*MATERIAL PROVIDED*.
***
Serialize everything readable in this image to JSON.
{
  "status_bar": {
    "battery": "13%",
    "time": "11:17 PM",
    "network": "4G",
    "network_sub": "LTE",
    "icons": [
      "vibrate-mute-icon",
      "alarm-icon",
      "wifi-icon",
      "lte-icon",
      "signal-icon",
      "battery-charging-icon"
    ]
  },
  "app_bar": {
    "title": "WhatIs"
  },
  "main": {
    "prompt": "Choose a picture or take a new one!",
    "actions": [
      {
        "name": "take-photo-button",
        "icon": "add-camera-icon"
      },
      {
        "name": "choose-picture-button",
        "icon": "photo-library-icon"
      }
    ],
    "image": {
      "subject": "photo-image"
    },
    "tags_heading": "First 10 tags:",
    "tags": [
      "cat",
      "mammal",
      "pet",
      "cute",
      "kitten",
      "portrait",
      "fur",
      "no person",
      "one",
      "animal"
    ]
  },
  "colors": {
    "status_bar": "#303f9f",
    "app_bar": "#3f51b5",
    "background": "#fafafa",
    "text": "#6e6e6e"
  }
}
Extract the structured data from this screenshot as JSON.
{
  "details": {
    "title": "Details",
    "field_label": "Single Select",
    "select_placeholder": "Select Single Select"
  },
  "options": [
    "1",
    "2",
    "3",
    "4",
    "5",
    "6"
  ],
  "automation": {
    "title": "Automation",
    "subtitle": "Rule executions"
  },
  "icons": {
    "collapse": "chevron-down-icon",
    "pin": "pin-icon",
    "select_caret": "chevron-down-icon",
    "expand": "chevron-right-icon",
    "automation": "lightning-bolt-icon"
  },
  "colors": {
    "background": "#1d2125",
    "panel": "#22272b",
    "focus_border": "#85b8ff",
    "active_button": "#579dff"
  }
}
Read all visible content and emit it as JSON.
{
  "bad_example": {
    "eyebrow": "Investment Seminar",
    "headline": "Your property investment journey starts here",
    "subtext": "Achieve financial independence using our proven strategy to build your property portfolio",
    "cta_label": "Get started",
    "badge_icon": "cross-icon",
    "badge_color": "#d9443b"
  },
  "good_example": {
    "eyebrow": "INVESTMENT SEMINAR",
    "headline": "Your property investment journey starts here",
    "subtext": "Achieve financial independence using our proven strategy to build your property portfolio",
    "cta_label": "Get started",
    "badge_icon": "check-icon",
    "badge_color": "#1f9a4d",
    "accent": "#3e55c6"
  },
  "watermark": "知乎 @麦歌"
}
***
*DESCRIPTION OF THE TASK*. Output every entry shown above, exactly.

*FULL RESPONSE*.
Serialize everything readable in this image to JSON.
{
  "status_bar": {
    "battery": "13%",
    "time": "11:17 PM",
    "network": "4G",
    "network_sub": "LTE",
    "icons": [
      "vibrate-mute-icon",
      "alarm-icon",
      "wifi-icon",
      "lte-icon",
      "signal-icon",
      "battery-charging-icon"
    ]
  },
  "app_bar": {
    "title": "WhatIs"
  },
  "main": {
    "prompt": "Choose a picture or take a new one!",
    "actions": [
      {
        "name": "take-photo-button",
        "icon": "add-camera-icon"
      },
      {
        "name": "choose-picture-button",
        "icon": "photo-library-icon"
      }
    ],
    "image": {
      "subject": "photo-image"
    },
    "tags_heading": "First 10 tags:",
    "tags": [
      "cat",
      "mammal",
      "pet",
      "cute",
      "kitten",
      "portrait",
      "fur",
      "no person",
      "one",
      "animal"
    ]
  },
  "colors": {
    "status_bar": "#303f9f",
    "app_bar": "#3f51b5",
    "background": "#fafafa",
    "text": "#6e6e6e"
  }
}
Extract the structured data from this screenshot as JSON.
{
  "details": {
    "title": "Details",
    "field_label": "Single Select",
    "select_placeholder": "Select Single Select"
  },
  "options": [
    "1",
    "2",
    "3",
    "4",
    "5",
    "6"
  ],
  "automation": {
    "title": "Automation",
    "subtitle": "Rule executions"
  },
  "icons": {
    "collapse": "chevron-down-icon",
    "pin": "pin-icon",
    "select_caret": "chevron-down-icon",
    "expand": "chevron-right-icon",
    "automation": "lightning-bolt-icon"
  },
  "colors": {
    "background": "#1d2125",
    "panel": "#22272b",
    "focus_border": "#85b8ff",
    "active_button": "#579dff"
  }
}
Read all visible content and emit it as JSON.
{
  "bad_example": {
    "eyebrow": "Investment Seminar",
    "headline": "Your property investment journey starts here",
    "subtext": "Achieve financial independence using our proven strategy to build your property portfolio",
    "cta_label": "Get started",
    "badge_icon": "cross-icon",
    "badge_color": "#d9443b"
  },
  "good_example": {
    "eyebrow": "INVESTMENT SEMINAR",
    "headline": "Your property investment journey starts here",
    "subtext": "Achieve financial independence using our proven strategy to build your property portfolio",
    "cta_label": "Get started",
    "badge_icon": "check-icon",
    "badge_color": "#1f9a4d",
    "accent": "#3e55c6"
  },
  "watermark": "知乎 @麦歌"
}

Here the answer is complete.